[BEGIN]

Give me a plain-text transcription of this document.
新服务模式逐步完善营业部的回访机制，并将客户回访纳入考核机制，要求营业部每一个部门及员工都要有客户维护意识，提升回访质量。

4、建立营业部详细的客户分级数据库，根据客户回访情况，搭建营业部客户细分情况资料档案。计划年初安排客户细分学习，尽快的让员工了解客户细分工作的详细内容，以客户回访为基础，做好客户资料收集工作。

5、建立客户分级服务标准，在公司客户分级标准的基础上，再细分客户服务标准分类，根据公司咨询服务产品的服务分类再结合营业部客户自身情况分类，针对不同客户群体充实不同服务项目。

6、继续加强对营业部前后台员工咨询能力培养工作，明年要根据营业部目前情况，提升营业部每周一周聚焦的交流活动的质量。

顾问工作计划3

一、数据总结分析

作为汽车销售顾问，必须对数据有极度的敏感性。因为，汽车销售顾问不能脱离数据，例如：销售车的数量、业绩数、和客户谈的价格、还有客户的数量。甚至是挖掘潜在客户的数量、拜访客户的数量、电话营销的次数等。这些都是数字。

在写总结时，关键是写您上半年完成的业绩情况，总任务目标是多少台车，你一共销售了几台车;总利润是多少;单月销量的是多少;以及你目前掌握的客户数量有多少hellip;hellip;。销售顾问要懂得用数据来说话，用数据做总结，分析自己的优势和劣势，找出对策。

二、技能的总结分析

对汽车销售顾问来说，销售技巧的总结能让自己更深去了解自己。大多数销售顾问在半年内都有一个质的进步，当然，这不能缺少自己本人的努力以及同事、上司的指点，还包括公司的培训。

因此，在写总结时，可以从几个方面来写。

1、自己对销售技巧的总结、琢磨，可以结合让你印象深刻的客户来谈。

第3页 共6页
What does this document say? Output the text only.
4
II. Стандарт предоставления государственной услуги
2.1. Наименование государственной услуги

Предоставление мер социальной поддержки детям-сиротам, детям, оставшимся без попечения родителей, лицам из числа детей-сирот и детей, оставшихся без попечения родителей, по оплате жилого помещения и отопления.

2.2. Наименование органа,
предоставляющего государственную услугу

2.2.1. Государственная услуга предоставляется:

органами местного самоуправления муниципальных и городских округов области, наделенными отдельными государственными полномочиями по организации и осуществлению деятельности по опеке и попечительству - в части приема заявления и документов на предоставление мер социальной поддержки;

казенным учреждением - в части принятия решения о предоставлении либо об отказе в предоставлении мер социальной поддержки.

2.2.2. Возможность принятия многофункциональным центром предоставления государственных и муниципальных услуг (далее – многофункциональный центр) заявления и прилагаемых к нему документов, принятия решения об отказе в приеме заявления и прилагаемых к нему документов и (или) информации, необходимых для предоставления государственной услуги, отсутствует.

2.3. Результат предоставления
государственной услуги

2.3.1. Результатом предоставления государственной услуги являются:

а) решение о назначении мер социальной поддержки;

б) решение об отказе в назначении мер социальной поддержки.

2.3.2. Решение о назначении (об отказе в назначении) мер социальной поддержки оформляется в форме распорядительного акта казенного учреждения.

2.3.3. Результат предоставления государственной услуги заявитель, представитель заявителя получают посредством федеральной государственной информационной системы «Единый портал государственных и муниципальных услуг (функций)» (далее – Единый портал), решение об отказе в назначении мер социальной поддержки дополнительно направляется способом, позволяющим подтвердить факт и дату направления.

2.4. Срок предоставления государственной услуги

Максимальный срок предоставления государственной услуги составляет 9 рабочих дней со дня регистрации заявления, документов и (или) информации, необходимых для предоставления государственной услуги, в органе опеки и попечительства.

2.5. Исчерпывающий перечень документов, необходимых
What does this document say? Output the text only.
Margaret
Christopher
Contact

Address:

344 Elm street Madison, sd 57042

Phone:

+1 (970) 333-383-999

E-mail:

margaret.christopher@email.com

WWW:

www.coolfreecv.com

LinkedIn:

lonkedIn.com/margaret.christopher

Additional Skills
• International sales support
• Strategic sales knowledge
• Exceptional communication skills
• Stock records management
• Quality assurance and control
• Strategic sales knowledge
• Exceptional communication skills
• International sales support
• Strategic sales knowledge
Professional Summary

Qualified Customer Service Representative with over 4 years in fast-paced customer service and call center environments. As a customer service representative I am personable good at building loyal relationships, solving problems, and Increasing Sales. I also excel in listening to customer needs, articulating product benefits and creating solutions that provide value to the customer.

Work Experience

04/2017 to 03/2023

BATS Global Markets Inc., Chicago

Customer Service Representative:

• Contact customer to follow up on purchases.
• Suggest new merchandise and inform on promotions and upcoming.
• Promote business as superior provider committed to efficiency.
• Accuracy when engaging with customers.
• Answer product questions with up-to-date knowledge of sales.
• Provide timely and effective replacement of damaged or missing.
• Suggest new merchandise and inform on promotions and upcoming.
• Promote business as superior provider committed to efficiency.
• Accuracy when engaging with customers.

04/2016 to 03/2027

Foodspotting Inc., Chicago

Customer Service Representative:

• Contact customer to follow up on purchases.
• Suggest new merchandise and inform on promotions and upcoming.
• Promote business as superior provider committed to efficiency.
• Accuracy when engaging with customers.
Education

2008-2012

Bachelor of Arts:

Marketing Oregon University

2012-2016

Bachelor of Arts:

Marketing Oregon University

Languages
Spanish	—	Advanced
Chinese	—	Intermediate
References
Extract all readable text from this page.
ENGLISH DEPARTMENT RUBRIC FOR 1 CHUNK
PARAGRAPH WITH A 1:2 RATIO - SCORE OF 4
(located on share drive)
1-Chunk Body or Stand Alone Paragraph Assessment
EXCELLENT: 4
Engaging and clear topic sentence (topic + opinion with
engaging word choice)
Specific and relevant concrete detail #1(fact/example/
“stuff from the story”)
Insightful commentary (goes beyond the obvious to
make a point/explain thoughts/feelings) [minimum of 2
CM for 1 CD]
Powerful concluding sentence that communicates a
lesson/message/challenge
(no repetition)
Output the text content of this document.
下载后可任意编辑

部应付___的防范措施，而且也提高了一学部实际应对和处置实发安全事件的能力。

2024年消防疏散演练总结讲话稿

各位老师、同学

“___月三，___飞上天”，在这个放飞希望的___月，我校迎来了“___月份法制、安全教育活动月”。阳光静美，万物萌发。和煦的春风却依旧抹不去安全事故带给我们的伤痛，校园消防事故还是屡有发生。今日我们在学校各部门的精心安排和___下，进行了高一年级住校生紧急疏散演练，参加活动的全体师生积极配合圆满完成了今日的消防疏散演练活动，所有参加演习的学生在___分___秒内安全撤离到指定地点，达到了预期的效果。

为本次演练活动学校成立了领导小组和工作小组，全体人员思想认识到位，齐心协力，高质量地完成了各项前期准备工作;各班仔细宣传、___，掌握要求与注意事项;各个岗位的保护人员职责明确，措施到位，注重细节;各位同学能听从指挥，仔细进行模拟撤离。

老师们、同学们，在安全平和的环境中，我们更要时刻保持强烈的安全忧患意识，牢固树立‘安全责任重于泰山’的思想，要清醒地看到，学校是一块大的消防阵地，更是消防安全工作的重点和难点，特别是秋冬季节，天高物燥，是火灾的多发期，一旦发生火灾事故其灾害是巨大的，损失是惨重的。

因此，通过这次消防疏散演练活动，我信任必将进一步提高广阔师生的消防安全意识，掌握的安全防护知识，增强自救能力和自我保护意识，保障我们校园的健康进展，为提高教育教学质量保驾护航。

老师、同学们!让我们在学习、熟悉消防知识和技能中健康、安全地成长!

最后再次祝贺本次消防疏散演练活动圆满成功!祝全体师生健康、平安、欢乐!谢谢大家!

[END]

- [Written instruction] Type the whole listing again, unaltered.

- [Written answer]
Give me a plain-text transcription of this document.
新服务模式逐步完善营业部的回访机制，并将客户回访纳入考核机制，要求营业部每一个部门及员工都要有客户维护意识，提升回访质量。

4、建立营业部详细的客户分级数据库，根据客户回访情况，搭建营业部客户细分情况资料档案。计划年初安排客户细分学习，尽快的让员工了解客户细分工作的详细内容，以客户回访为基础，做好客户资料收集工作。

5、建立客户分级服务标准，在公司客户分级标准的基础上，再细分客户服务标准分类，根据公司咨询服务产品的服务分类再结合营业部客户自身情况分类，针对不同客户群体充实不同服务项目。

6、继续加强对营业部前后台员工咨询能力培养工作，明年要根据营业部目前情况，提升营业部每周一周聚焦的交流活动的质量。

顾问工作计划3

一、数据总结分析

作为汽车销售顾问，必须对数据有极度的敏感性。因为，汽车销售顾问不能脱离数据，例如：销售车的数量、业绩数、和客户谈的价格、还有客户的数量。甚至是挖掘潜在客户的数量、拜访客户的数量、电话营销的次数等。这些都是数字。

在写总结时，关键是写您上半年完成的业绩情况，总任务目标是多少台车，你一共销售了几台车;总利润是多少;单月销量的是多少;以及你目前掌握的客户数量有多少hellip;hellip;。销售顾问要懂得用数据来说话，用数据做总结，分析自己的优势和劣势，找出对策。

二、技能的总结分析

对汽车销售顾问来说，销售技巧的总结能让自己更深去了解自己。大多数销售顾问在半年内都有一个质的进步，当然，这不能缺少自己本人的努力以及同事、上司的指点，还包括公司的培训。

因此，在写总结时，可以从几个方面来写。

1、自己对销售技巧的总结、琢磨，可以结合让你印象深刻的客户来谈。

第3页 共6页
What does this document say? Output the text only.
4
II. Стандарт предоставления государственной услуги
2.1. Наименование государственной услуги

Предоставление мер социальной поддержки детям-сиротам, детям, оставшимся без попечения родителей, лицам из числа детей-сирот и детей, оставшихся без попечения родителей, по оплате жилого помещения и отопления.

2.2. Наименование органа,
предоставляющего государственную услугу

2.2.1. Государственная услуга предоставляется:

органами местного самоуправления муниципальных и городских округов области, наделенными отдельными государственными полномочиями по организации и осуществлению деятельности по опеке и попечительству - в части приема заявления и документов на предоставление мер социальной поддержки;

казенным учреждением - в части принятия решения о предоставлении либо об отказе в предоставлении мер социальной поддержки.

2.2.2. Возможность принятия многофункциональным центром предоставления государственных и муниципальных услуг (далее – многофункциональный центр) заявления и прилагаемых к нему документов, принятия решения об отказе в приеме заявления и прилагаемых к нему документов и (или) информации, необходимых для предоставления государственной услуги, отсутствует.

2.3. Результат предоставления
государственной услуги

2.3.1. Результатом предоставления государственной услуги являются:

а) решение о назначении мер социальной поддержки;

б) решение об отказе в назначении мер социальной поддержки.

2.3.2. Решение о назначении (об отказе в назначении) мер социальной поддержки оформляется в форме распорядительного акта казенного учреждения.

2.3.3. Результат предоставления государственной услуги заявитель, представитель заявителя получают посредством федеральной государственной информационной системы «Единый портал государственных и муниципальных услуг (функций)» (далее – Единый портал), решение об отказе в назначении мер социальной поддержки дополнительно направляется способом, позволяющим подтвердить факт и дату направления.

2.4. Срок предоставления государственной услуги

Максимальный срок предоставления государственной услуги составляет 9 рабочих дней со дня регистрации заявления, документов и (или) информации, необходимых для предоставления государственной услуги, в органе опеки и попечительства.

2.5. Исчерпывающий перечень документов, необходимых
What does this document say? Output the text only.
Margaret
Christopher
Contact

Address:

344 Elm street Madison, sd 57042

Phone:

+1 (970) 333-383-999

E-mail:

margaret.christopher@email.com

WWW:

www.coolfreecv.com

LinkedIn:

lonkedIn.com/margaret.christopher

Additional Skills
• International sales support
• Strategic sales knowledge
• Exceptional communication skills
• Stock records management
• Quality assurance and control
• Strategic sales knowledge
• Exceptional communication skills
• International sales support
• Strategic sales knowledge
Professional Summary

Qualified Customer Service Representative with over 4 years in fast-paced customer service and call center environments. As a customer service representative I am personable good at building loyal relationships, solving problems, and Increasing Sales. I also excel in listening to customer needs, articulating product benefits and creating solutions that provide value to the customer.

Work Experience

04/2017 to 03/2023

BATS Global Markets Inc., Chicago

Customer Service Representative:

• Contact customer to follow up on purchases.
• Suggest new merchandise and inform on promotions and upcoming.
• Promote business as superior provider committed to efficiency.
• Accuracy when engaging with customers.
• Answer product questions with up-to-date knowledge of sales.
• Provide timely and effective replacement of damaged or missing.
• Suggest new merchandise and inform on promotions and upcoming.
• Promote business as superior provider committed to efficiency.
• Accuracy when engaging with customers.

04/2016 to 03/2027

Foodspotting Inc., Chicago

Customer Service Representative:

• Contact customer to follow up on purchases.
• Suggest new merchandise and inform on promotions and upcoming.
• Promote business as superior provider committed to efficiency.
• Accuracy when engaging with customers.
Education

2008-2012

Bachelor of Arts:

Marketing Oregon University

2012-2016

Bachelor of Arts:

Marketing Oregon University

Languages
Spanish	—	Advanced
Chinese	—	Intermediate
References
Extract all readable text from this page.
ENGLISH DEPARTMENT RUBRIC FOR 1 CHUNK
PARAGRAPH WITH A 1:2 RATIO - SCORE OF 4
(located on share drive)
1-Chunk Body or Stand Alone Paragraph Assessment
EXCELLENT: 4
Engaging and clear topic sentence (topic + opinion with
engaging word choice)
Specific and relevant concrete detail #1(fact/example/
“stuff from the story”)
Insightful commentary (goes beyond the obvious to
make a point/explain thoughts/feelings) [minimum of 2
CM for 1 CD]
Powerful concluding sentence that communicates a
lesson/message/challenge
(no repetition)
Output the text content of this document.
下载后可任意编辑

部应付___的防范措施，而且也提高了一学部实际应对和处置实发安全事件的能力。

2024年消防疏散演练总结讲话稿

各位老师、同学

“___月三，___飞上天”，在这个放飞希望的___月，我校迎来了“___月份法制、安全教育活动月”。阳光静美，万物萌发。和煦的春风却依旧抹不去安全事故带给我们的伤痛，校园消防事故还是屡有发生。今日我们在学校各部门的精心安排和___下，进行了高一年级住校生紧急疏散演练，参加活动的全体师生积极配合圆满完成了今日的消防疏散演练活动，所有参加演习的学生在___分___秒内安全撤离到指定地点，达到了预期的效果。

为本次演练活动学校成立了领导小组和工作小组，全体人员思想认识到位，齐心协力，高质量地完成了各项前期准备工作;各班仔细宣传、___，掌握要求与注意事项;各个岗位的保护人员职责明确，措施到位，注重细节;各位同学能听从指挥，仔细进行模拟撤离。

老师们、同学们，在安全平和的环境中，我们更要时刻保持强烈的安全忧患意识，牢固树立‘安全责任重于泰山’的思想，要清醒地看到，学校是一块大的消防阵地，更是消防安全工作的重点和难点，特别是秋冬季节，天高物燥，是火灾的多发期，一旦发生火灾事故其灾害是巨大的，损失是惨重的。

因此，通过这次消防疏散演练活动，我信任必将进一步提高广阔师生的消防安全意识，掌握的安全防护知识，增强自救能力和自我保护意识，保障我们校园的健康进展，为提高教育教学质量保驾护航。

老师、同学们!让我们在学习、熟悉消防知识和技能中健康、安全地成长!

最后再次祝贺本次消防疏散演练活动圆满成功!祝全体师生健康、平安、欢乐!谢谢大家!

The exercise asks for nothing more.